---------- RECORD LIST
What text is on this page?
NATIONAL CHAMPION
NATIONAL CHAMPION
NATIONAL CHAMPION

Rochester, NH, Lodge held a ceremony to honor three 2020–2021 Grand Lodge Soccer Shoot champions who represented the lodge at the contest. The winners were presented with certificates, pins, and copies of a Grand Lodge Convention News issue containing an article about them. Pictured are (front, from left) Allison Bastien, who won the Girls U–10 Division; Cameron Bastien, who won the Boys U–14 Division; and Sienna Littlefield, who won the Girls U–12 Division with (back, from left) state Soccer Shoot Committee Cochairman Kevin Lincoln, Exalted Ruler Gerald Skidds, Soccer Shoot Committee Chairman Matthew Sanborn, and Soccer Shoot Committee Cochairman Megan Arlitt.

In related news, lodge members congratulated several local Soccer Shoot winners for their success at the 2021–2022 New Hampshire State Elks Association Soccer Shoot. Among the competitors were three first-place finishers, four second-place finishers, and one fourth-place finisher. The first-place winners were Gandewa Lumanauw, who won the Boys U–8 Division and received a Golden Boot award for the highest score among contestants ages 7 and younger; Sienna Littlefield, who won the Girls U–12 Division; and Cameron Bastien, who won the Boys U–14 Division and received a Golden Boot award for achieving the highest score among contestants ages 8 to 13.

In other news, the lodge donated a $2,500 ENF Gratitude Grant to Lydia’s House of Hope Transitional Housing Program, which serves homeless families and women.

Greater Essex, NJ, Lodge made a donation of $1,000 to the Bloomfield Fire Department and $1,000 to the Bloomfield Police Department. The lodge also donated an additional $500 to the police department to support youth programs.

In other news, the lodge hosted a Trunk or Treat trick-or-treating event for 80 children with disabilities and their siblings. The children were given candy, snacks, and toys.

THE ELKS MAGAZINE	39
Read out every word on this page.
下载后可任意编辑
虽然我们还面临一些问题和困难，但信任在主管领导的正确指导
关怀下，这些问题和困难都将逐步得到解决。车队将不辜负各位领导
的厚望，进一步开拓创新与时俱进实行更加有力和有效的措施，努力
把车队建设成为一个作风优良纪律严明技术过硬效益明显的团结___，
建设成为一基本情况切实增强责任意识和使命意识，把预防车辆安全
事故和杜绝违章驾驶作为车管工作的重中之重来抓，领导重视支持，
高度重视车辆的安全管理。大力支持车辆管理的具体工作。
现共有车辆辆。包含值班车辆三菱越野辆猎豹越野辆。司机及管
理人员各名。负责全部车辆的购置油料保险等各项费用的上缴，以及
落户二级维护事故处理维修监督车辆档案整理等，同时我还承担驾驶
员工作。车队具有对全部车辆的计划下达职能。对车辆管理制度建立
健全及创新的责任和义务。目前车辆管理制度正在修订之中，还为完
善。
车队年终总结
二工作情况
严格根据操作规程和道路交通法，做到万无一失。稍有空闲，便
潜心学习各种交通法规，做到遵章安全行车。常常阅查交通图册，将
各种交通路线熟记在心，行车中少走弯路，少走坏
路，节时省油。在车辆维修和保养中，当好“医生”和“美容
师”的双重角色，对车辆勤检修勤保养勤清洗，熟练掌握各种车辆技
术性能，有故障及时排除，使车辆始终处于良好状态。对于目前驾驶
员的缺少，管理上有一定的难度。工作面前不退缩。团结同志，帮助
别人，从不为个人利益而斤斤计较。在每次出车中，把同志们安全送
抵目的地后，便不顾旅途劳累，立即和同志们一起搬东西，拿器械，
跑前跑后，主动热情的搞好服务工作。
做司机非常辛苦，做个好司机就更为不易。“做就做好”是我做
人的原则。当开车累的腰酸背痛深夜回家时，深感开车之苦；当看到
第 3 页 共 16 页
--------------------
_REQUIRED TASK:_
Can you restate every record above word for word?

_FULL SOLUTION:_
What text is on this page?
NATIONAL CHAMPION
NATIONAL CHAMPION
NATIONAL CHAMPION

Rochester, NH, Lodge held a ceremony to honor three 2020–2021 Grand Lodge Soccer Shoot champions who represented the lodge at the contest. The winners were presented with certificates, pins, and copies of a Grand Lodge Convention News issue containing an article about them. Pictured are (front, from left) Allison Bastien, who won the Girls U–10 Division; Cameron Bastien, who won the Boys U–14 Division; and Sienna Littlefield, who won the Girls U–12 Division with (back, from left) state Soccer Shoot Committee Cochairman Kevin Lincoln, Exalted Ruler Gerald Skidds, Soccer Shoot Committee Chairman Matthew Sanborn, and Soccer Shoot Committee Cochairman Megan Arlitt.

In related news, lodge members congratulated several local Soccer Shoot winners for their success at the 2021–2022 New Hampshire State Elks Association Soccer Shoot. Among the competitors were three first-place finishers, four second-place finishers, and one fourth-place finisher. The first-place winners were Gandewa Lumanauw, who won the Boys U–8 Division and received a Golden Boot award for the highest score among contestants ages 7 and younger; Sienna Littlefield, who won the Girls U–12 Division; and Cameron Bastien, who won the Boys U–14 Division and received a Golden Boot award for achieving the highest score among contestants ages 8 to 13.

In other news, the lodge donated a $2,500 ENF Gratitude Grant to Lydia’s House of Hope Transitional Housing Program, which serves homeless families and women.

Greater Essex, NJ, Lodge made a donation of $1,000 to the Bloomfield Fire Department and $1,000 to the Bloomfield Police Department. The lodge also donated an additional $500 to the police department to support youth programs.

In other news, the lodge hosted a Trunk or Treat trick-or-treating event for 80 children with disabilities and their siblings. The children were given candy, snacks, and toys.

THE ELKS MAGAZINE	39
Read out every word on this page.
下载后可任意编辑
虽然我们还面临一些问题和困难，但信任在主管领导的正确指导
关怀下，这些问题和困难都将逐步得到解决。车队将不辜负各位领导
的厚望，进一步开拓创新与时俱进实行更加有力和有效的措施，努力
把车队建设成为一个作风优良纪律严明技术过硬效益明显的团结___，
建设成为一基本情况切实增强责任意识和使命意识，把预防车辆安全
事故和杜绝违章驾驶作为车管工作的重中之重来抓，领导重视支持，
高度重视车辆的安全管理。大力支持车辆管理的具体工作。
现共有车辆辆。包含值班车辆三菱越野辆猎豹越野辆。司机及管
理人员各名。负责全部车辆的购置油料保险等各项费用的上缴，以及
落户二级维护事故处理维修监督车辆档案整理等，同时我还承担驾驶
员工作。车队具有对全部车辆的计划下达职能。对车辆管理制度建立
健全及创新的责任和义务。目前车辆管理制度正在修订之中，还为完
善。
车队年终总结
二工作情况
严格根据操作规程和道路交通法，做到万无一失。稍有空闲，便
潜心学习各种交通法规，做到遵章安全行车。常常阅查交通图册，将
各种交通路线熟记在心，行车中少走弯路，少走坏
路，节时省油。在车辆维修和保养中，当好“医生”和“美容
师”的双重角色，对车辆勤检修勤保养勤清洗，熟练掌握各种车辆技
术性能，有故障及时排除，使车辆始终处于良好状态。对于目前驾驶
员的缺少，管理上有一定的难度。工作面前不退缩。团结同志，帮助
别人，从不为个人利益而斤斤计较。在每次出车中，把同志们安全送
抵目的地后，便不顾旅途劳累，立即和同志们一起搬东西，拿器械，
跑前跑后，主动热情的搞好服务工作。
做司机非常辛苦，做个好司机就更为不易。“做就做好”是我做
人的原则。当开车累的腰酸背痛深夜回家时，深感开车之苦；当看到
第 3 页 共 16 页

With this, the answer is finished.